> _SOURCE DOCUMENT_

Here at the Practical Environmentalist, we’re green news junkies. We keep an eagle eye out for the latest science, social, and environmental developments and try to sum up the big picture. A lot of exciting things are going on right now, with recent legislation leading the way.

Many gardeners, ranchers, and farmers are concerned about a Food Safety Bill that’s pending in the House. There have been rumors that this legislation would redefine the word “organic”, or outlaw small scale farms, or make it impossible to grow heirloom seeds, or drive up the price of locally grown food. HR 875 has been the subject of message board arguments, blog punditry, and even chain mail. Before you call your Congressman and voice concerns, it’s important to do some fact checking about HR 875.

There’s also some interesting news about ethanol and biofuels production. The percentage of ethanol in gasoline is currently capped at 10% (E10), but Ag Secretary Vilsak is urging lawmakers to raise the amount of ethanol that’s allowed in transportation fuel. He’s calling for E12 gasoline, and we may see 15-20% ratios if the Environmental Protection Agency approves E15 or E20 gasoline. This move face opposition from equipment manufacturers who are worried that high ethanol blends may harm engines. Lawnmower and boat engines are particularly at risk.

Several states are making green news too. Michigan is offering scholarships to train unemployed and underemployed workers for green collar jobs – these Michigan Promise scholarships may help the state survive waves of layoffs in the automotive sector. The funds come from Tobacco settlements and are not at risk from the declining tax base in the state.

> _EXCERPTED DATA_
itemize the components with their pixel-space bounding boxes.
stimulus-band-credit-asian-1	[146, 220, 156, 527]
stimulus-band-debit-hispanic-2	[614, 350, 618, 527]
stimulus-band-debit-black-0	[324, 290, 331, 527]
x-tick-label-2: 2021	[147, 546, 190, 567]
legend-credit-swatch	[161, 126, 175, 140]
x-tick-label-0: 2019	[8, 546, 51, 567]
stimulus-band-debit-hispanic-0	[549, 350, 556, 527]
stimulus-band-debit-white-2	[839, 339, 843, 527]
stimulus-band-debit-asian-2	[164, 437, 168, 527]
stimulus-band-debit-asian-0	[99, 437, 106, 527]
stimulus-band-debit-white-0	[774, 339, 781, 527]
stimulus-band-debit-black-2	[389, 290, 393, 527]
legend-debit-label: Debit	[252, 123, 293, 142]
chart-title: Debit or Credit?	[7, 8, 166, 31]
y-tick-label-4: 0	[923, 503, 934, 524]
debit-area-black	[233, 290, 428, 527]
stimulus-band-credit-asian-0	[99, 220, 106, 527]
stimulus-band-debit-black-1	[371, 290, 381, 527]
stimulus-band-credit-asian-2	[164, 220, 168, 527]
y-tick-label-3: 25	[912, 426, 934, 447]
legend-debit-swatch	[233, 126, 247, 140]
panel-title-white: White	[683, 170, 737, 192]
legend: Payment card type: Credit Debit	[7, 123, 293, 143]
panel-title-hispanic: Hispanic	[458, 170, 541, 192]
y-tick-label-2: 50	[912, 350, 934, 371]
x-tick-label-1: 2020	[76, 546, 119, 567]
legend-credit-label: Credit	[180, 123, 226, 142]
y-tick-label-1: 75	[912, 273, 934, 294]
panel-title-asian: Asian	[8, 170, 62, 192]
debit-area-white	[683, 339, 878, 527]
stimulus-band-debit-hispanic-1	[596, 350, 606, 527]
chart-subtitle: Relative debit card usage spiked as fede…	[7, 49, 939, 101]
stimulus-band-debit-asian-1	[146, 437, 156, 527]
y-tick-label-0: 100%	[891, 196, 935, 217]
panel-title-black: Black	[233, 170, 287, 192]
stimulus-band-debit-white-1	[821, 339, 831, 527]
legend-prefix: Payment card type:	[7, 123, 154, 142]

> _WORK INSTRUCTIONS_
A. From the green news text, extract the passage that begins with "Here at the" and ends after "leading the way.".
B. Copy every line of the records without any changes.
The records are unrelated to the green news text.

> _SOLUTIONS TO EACH TASK_
A.
Here at the Practical Environmentalist, we’re green news junkies. We keep an eagle eye out for the latest science, social, and environmental developments and try to sum up the big picture. A lot of exciting things are going on right now, with recent legislation leading the way.

B.
itemize the components with their pixel-space bounding boxes.
stimulus-band-credit-asian-1	[146, 220, 156, 527]
stimulus-band-debit-hispanic-2	[614, 350, 618, 527]
stimulus-band-debit-black-0	[324, 290, 331, 527]
x-tick-label-2: 2021	[147, 546, 190, 567]
legend-credit-swatch	[161, 126, 175, 140]
x-tick-label-0: 2019	[8, 546, 51, 567]
stimulus-band-debit-hispanic-0	[549, 350, 556, 527]
stimulus-band-debit-white-2	[839, 339, 843, 527]
stimulus-band-debit-asian-2	[164, 437, 168, 527]
stimulus-band-debit-asian-0	[99, 437, 106, 527]
stimulus-band-debit-white-0	[774, 339, 781, 527]
stimulus-band-debit-black-2	[389, 290, 393, 527]
legend-debit-label: Debit	[252, 123, 293, 142]
chart-title: Debit or Credit?	[7, 8, 166, 31]
y-tick-label-4: 0	[923, 503, 934, 524]
debit-area-black	[233, 290, 428, 527]
stimulus-band-credit-asian-0	[99, 220, 106, 527]
stimulus-band-debit-black-1	[371, 290, 381, 527]
stimulus-band-credit-asian-2	[164, 220, 168, 527]
y-tick-label-3: 25	[912, 426, 934, 447]
legend-debit-swatch	[233, 126, 247, 140]
panel-title-white: White	[683, 170, 737, 192]
legend: Payment card type: Credit Debit	[7, 123, 293, 143]
panel-title-hispanic: Hispanic	[458, 170, 541, 192]
y-tick-label-2: 50	[912, 350, 934, 371]
x-tick-label-1: 2020	[76, 546, 119, 567]
legend-credit-label: Credit	[180, 123, 226, 142]
y-tick-label-1: 75	[912, 273, 934, 294]
panel-title-asian: Asian	[8, 170, 62, 192]
debit-area-white	[683, 339, 878, 527]
stimulus-band-debit-hispanic-1	[596, 350, 606, 527]
chart-subtitle: Relative debit card usage spiked as fede…	[7, 49, 939, 101]
stimulus-band-debit-asian-1	[146, 437, 156, 527]
y-tick-label-0: 100%	[891, 196, 935, 217]
panel-title-black: Black	[233, 170, 287, 192]
stimulus-band-debit-white-1	[821, 339, 831, 527]
legend-prefix: Payment card type:	[7, 123, 154, 142]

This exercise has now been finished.